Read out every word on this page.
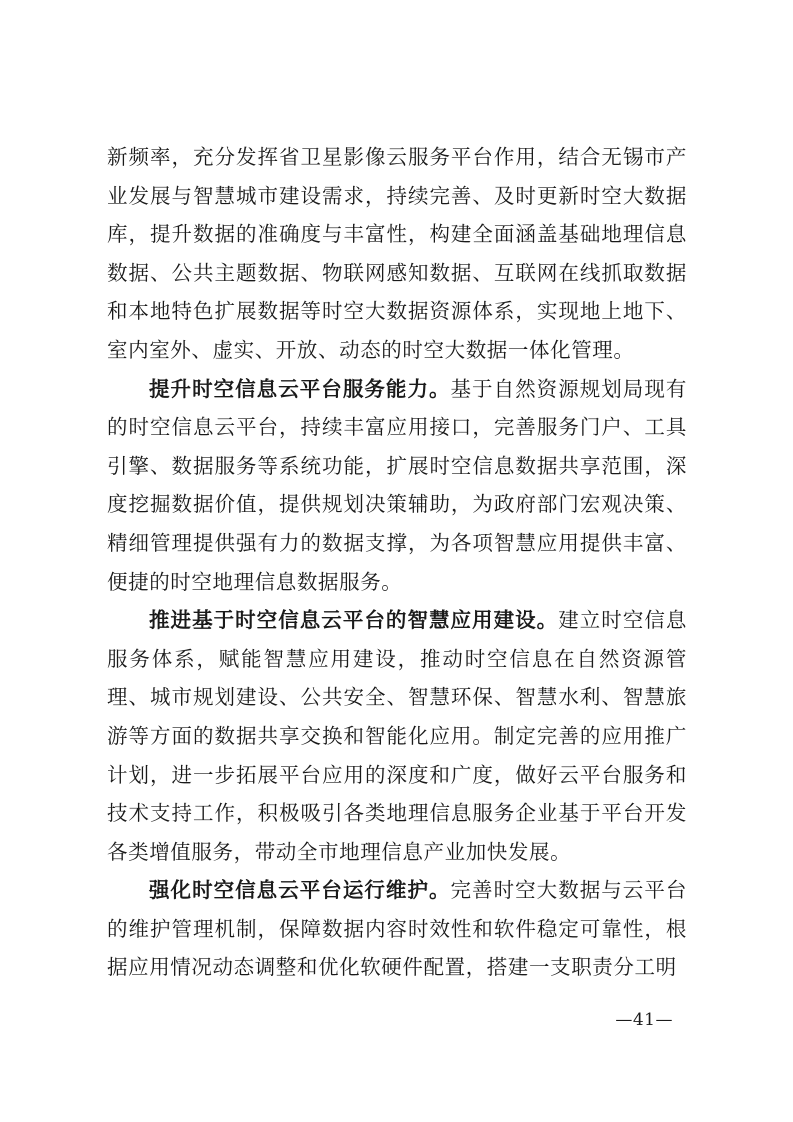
新频率，充分发挥省卫星影像云服务平台作用，结合无锡市产业发展与智慧城市建设需求，持续完善、及时更新时空大数据库，提升数据的准确度与丰富性，构建全面涵盖基础地理信息数据、公共主题数据、物联网感知数据、互联网在线抓取数据和本地特色扩展数据等时空大数据资源体系，实现地上地下、室内室外、虚实、开放、动态的时空大数据一体化管理。

提升时空信息云平台服务能力。基于自然资源规划局现有的时空信息云平台，持续丰富应用接口，完善服务门户、工具引擎、数据服务等系统功能，扩展时空信息数据共享范围，深度挖掘数据价值，提供规划决策辅助，为政府部门宏观决策、精细管理提供强有力的数据支撑，为各项智慧应用提供丰富、便捷的时空地理信息数据服务。

推进基于时空信息云平台的智慧应用建设。建立时空信息服务体系，赋能智慧应用建设，推动时空信息在自然资源管理、城市规划建设、公共安全、智慧环保、智慧水利、智慧旅游等方面的数据共享交换和智能化应用。制定完善的应用推广计划，进一步拓展平台应用的深度和广度，做好云平台服务和技术支持工作，积极吸引各类地理信息服务企业基于平台开发各类增值服务，带动全市地理信息产业加快发展。

强化时空信息云平台运行维护。完善时空大数据与云平台的维护管理机制，保障数据内容时效性和软件稳定可靠性，根据应用情况动态调整和优化软硬件配置，搭建一支职责分工明

—41—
_ _ _ _
* **YOUR OBJECTIVE**: Leave out the pictures and transcribe the entries above exactly.

* **WRITTEN ANSWER**:
Read out every word on this page.
新频率，充分发挥省卫星影像云服务平台作用，结合无锡市产业发展与智慧城市建设需求，持续完善、及时更新时空大数据库，提升数据的准确度与丰富性，构建全面涵盖基础地理信息数据、公共主题数据、物联网感知数据、互联网在线抓取数据和本地特色扩展数据等时空大数据资源体系，实现地上地下、室内室外、虚实、开放、动态的时空大数据一体化管理。

提升时空信息云平台服务能力。基于自然资源规划局现有的时空信息云平台，持续丰富应用接口，完善服务门户、工具引擎、数据服务等系统功能，扩展时空信息数据共享范围，深度挖掘数据价值，提供规划决策辅助，为政府部门宏观决策、精细管理提供强有力的数据支撑，为各项智慧应用提供丰富、便捷的时空地理信息数据服务。

推进基于时空信息云平台的智慧应用建设。建立时空信息服务体系，赋能智慧应用建设，推动时空信息在自然资源管理、城市规划建设、公共安全、智慧环保、智慧水利、智慧旅游等方面的数据共享交换和智能化应用。制定完善的应用推广计划，进一步拓展平台应用的深度和广度，做好云平台服务和技术支持工作，积极吸引各类地理信息服务企业基于平台开发各类增值服务，带动全市地理信息产业加快发展。

强化时空信息云平台运行维护。完善时空大数据与云平台的维护管理机制，保障数据内容时效性和软件稳定可靠性，根据应用情况动态调整和优化软硬件配置，搭建一支职责分工明

—41—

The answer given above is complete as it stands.